▶ Stated exercise a
Copy out the lines of the Data items listing, starting with its first line and ending with the line that contains "closed-grants-value-label: 4 xyxy=(476,258,487,280)", both included.

▶ Page excerpt
--- begin ---

13 July 2007

Progress: Authoring SVG websites with Inkscape

About a month ago I wrote about this experiment: create a website in SVG using Inkscape exclusively, put it on the web, link to it, and wait and see if and how search engines (and Google primarily) will index it.
I could present some results earlier, but one stupid mistake made me do have such a delay.

My stupid mistake

To serve a site completely as SVG you have to put a SVG file (index.svg in my case) as DirectoryIndex in the Apache config. Without access to httpd.conf, I used .htaccess for the job, which is just fine.
Not so fine is my stupidity: a few day after the site went online I needed a .htaccess file in another subdomain of my site, so I used the one from the SVG subdomain as a template. But by doing file management with drag and drop using Nautilus over SSH, I moved the file instead of copying it, and I had the directory exposed for a few days without an index file. Just enough for Googlebot, which already was all over it due to tons of links, to index the directory content.

Conclusion

I got to the conclusion just after one week, but waited a full month trying to repair the mistake described above. The conclusion is: no major search engine will index a website made entirely with SVG, will not follow links inside SVG and will not index the text.

My logs show a very large number of visits from spiders: Googlebot, Yahoo Slurp, MSN Bot, even from the Baidu bot, but all those will do is to ask for the website root ("/") and maybe for robots.txt, so the links are not followed. (my robots.txt is empty on purpose, the goal of the experiment was to see what search engines do on their own).

I put inside the SVG pages some unique strings, to query the search engines on them later. Of course the queries return nothing, my pages are not indexed and full-text search can't be performed.

--- end ---

▶ Stated exercise b
Translate this sentence from the post on authoring SVG websites with Inkscape into Spanish: "I put inside the SVG pages some unique strings, to query the search engines on them later."

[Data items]

--- begin ---

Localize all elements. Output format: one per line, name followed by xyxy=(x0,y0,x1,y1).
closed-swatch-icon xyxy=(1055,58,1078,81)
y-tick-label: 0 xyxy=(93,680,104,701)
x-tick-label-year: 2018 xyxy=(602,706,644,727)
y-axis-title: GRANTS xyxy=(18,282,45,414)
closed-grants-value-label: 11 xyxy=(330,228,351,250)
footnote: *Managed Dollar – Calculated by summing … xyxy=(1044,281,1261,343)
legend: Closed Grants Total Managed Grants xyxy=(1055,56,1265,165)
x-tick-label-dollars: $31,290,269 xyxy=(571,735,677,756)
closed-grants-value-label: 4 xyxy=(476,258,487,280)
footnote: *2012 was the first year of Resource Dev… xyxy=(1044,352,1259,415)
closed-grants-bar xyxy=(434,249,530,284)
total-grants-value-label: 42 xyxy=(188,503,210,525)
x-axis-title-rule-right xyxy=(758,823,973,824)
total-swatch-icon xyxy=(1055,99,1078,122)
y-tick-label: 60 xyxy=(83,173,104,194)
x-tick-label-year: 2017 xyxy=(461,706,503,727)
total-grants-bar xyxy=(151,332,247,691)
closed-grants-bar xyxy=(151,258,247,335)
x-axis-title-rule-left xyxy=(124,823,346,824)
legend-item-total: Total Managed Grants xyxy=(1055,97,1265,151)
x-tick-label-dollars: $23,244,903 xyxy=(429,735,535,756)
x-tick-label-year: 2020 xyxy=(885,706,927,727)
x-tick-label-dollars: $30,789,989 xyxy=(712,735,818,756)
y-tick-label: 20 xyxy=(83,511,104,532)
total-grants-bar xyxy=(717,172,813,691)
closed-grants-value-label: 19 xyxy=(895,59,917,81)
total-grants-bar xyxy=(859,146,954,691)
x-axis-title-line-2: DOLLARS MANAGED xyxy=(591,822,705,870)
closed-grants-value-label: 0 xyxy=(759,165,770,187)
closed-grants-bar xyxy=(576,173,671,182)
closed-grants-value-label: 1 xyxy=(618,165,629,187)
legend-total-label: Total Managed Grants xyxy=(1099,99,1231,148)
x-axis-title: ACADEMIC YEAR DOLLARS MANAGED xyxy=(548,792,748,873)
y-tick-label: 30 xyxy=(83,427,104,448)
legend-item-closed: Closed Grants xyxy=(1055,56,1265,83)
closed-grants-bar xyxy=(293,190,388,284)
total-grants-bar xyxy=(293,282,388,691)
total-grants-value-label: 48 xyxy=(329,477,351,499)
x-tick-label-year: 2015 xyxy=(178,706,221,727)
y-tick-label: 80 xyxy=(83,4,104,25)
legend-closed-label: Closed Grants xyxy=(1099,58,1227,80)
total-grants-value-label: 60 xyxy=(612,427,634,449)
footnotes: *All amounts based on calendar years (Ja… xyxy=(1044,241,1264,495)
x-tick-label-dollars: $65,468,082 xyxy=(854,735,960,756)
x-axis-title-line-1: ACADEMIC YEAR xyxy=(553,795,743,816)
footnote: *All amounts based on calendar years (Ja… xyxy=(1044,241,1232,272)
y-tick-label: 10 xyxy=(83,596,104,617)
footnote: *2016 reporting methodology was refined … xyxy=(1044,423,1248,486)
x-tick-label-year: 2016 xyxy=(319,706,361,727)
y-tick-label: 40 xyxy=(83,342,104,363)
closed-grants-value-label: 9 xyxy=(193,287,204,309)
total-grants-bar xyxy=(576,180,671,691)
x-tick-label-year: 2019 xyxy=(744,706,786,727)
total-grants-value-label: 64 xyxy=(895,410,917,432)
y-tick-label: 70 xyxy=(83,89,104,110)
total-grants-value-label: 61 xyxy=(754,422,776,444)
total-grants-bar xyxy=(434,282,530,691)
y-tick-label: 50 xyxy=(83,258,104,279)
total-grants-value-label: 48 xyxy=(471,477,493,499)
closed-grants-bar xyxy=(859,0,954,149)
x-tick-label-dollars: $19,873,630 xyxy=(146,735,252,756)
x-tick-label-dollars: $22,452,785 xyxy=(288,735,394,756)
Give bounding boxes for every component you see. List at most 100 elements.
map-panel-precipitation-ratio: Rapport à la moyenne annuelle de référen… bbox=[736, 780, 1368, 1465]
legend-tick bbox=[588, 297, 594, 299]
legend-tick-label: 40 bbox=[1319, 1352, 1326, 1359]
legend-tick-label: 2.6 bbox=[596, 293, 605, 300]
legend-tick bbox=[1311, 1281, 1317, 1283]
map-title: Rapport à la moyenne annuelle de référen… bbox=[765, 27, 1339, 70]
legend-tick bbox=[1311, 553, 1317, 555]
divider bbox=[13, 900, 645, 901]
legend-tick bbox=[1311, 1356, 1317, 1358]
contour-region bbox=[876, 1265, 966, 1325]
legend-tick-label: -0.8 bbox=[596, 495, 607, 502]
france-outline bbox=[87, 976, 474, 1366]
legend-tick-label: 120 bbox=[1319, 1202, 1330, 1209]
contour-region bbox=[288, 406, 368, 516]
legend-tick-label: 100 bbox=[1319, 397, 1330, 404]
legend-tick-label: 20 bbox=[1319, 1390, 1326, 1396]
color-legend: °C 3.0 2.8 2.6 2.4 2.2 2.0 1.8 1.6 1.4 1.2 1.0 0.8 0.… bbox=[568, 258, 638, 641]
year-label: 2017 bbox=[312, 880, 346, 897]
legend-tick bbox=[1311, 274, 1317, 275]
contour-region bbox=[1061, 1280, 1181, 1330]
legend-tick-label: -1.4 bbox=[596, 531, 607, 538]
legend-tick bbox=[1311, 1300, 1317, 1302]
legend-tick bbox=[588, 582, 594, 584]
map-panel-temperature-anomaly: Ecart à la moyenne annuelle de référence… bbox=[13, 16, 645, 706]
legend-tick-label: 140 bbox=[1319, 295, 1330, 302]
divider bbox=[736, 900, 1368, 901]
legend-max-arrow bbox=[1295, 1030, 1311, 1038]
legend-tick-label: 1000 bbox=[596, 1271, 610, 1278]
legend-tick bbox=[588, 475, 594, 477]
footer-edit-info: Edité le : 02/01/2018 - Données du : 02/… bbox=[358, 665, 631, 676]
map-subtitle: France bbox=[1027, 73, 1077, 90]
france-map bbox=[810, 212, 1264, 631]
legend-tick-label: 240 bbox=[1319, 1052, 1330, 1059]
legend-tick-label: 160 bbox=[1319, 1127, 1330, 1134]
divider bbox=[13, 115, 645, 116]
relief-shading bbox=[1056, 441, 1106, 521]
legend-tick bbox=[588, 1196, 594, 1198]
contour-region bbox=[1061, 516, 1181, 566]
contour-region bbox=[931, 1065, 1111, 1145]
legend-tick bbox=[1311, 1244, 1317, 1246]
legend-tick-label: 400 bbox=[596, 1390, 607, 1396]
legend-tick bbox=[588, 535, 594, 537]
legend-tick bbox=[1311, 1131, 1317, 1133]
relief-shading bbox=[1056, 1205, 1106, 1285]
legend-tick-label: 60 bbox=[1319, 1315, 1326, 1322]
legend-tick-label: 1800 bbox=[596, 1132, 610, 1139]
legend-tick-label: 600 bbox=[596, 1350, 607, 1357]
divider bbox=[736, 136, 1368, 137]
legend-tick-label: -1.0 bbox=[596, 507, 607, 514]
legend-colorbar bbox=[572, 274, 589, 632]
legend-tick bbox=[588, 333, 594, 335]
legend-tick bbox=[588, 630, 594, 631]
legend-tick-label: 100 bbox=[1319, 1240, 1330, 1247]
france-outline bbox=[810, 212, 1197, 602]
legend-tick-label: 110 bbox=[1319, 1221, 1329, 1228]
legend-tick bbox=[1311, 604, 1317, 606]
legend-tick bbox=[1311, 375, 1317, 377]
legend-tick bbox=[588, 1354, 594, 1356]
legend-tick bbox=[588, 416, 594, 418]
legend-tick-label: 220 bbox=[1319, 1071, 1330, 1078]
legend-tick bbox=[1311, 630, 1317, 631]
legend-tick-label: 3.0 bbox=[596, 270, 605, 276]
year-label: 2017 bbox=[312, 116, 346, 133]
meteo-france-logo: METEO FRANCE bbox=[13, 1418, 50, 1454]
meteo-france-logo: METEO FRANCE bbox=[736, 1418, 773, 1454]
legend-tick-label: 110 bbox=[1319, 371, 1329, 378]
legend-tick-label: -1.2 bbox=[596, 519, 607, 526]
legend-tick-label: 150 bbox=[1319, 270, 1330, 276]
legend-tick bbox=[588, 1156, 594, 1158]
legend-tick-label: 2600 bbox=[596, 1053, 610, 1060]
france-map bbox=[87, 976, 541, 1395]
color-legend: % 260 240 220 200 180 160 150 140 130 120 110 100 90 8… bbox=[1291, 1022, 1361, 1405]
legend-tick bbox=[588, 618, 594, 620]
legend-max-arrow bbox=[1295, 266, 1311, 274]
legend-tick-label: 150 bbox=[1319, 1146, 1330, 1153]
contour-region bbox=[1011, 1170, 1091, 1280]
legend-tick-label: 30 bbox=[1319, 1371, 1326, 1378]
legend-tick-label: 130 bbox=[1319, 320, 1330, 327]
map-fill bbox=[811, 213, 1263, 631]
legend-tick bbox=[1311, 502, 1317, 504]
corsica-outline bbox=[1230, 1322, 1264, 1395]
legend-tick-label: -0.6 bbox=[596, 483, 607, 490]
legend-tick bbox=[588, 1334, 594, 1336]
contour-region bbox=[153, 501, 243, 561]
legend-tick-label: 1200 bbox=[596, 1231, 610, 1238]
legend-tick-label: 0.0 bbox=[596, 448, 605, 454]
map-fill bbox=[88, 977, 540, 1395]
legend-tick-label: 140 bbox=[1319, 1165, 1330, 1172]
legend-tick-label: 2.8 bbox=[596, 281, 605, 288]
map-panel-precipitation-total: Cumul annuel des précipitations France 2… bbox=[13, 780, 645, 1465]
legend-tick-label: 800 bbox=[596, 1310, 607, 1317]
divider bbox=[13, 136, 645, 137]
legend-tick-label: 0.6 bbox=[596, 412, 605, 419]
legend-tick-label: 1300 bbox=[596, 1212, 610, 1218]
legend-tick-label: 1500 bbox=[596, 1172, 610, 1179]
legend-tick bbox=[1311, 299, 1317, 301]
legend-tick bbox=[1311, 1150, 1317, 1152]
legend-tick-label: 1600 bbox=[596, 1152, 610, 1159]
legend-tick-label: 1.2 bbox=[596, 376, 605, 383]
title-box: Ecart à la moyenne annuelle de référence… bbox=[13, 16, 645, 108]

--- end ---

▶ Solution a
Localize all elements. Output format: one per line, name followed by xyxy=(x0,y0,x1,y1).
closed-swatch-icon xyxy=(1055,58,1078,81)
y-tick-label: 0 xyxy=(93,680,104,701)
x-tick-label-year: 2018 xyxy=(602,706,644,727)
y-axis-title: GRANTS xyxy=(18,282,45,414)
closed-grants-value-label: 11 xyxy=(330,228,351,250)
footnote: *Managed Dollar – Calculated by summing … xyxy=(1044,281,1261,343)
legend: Closed Grants Total Managed Grants xyxy=(1055,56,1265,165)
x-tick-label-dollars: $31,290,269 xyxy=(571,735,677,756)
closed-grants-value-label: 4 xyxy=(476,258,487,280)

▶ Solution b
Puse dentro de las páginas SVG algunas cadenas únicas, para buscarlas más tarde en los motores de búsqueda.